Dataset items:
· · ·

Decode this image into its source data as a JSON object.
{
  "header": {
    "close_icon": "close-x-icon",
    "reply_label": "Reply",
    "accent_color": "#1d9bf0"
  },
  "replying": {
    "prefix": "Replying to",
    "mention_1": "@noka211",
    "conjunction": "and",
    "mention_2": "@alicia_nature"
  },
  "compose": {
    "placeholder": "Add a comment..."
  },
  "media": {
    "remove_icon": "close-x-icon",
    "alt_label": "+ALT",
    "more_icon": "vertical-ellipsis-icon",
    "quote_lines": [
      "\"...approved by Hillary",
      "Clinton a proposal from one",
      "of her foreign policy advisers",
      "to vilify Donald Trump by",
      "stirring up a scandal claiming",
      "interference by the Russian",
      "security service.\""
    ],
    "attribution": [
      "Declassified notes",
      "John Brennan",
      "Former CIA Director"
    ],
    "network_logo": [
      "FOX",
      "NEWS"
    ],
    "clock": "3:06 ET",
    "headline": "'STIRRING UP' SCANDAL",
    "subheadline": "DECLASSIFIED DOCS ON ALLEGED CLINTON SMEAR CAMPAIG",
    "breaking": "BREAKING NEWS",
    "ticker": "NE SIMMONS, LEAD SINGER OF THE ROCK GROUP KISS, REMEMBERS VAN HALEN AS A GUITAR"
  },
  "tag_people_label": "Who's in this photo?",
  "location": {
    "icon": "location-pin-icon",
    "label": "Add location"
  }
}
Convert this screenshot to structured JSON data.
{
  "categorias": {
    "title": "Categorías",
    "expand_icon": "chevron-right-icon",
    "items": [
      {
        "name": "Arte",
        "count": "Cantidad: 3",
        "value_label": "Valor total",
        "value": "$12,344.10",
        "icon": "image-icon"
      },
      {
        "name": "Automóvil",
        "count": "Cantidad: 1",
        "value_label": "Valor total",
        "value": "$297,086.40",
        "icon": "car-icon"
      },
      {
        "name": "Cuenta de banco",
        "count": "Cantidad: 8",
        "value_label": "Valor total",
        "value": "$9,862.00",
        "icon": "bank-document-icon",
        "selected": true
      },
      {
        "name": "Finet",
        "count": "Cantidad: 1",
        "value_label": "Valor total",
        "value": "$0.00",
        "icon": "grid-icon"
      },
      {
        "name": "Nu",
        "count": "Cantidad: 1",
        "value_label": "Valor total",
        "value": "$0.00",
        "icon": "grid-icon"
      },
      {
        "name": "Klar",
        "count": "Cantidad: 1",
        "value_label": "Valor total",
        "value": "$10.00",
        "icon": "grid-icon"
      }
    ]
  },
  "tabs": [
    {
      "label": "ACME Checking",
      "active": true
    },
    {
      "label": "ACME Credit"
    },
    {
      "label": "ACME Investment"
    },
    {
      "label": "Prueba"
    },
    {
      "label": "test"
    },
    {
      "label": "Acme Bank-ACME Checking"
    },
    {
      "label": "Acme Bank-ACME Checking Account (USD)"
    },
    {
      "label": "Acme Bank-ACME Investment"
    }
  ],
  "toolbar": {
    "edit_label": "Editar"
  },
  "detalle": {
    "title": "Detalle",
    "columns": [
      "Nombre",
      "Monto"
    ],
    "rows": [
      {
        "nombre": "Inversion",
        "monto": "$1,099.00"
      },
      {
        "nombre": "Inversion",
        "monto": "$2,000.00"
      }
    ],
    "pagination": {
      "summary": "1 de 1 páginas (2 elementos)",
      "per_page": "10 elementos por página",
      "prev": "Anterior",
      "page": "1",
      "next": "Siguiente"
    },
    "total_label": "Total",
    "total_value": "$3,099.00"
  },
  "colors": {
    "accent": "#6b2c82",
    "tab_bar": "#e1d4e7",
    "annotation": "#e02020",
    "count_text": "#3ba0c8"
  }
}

· · ·

** Problem requirements **
Select every line where the word "image" occurs.

** Task response **
Decode this image into its source data as a JSON object.
        "icon": "image-icon"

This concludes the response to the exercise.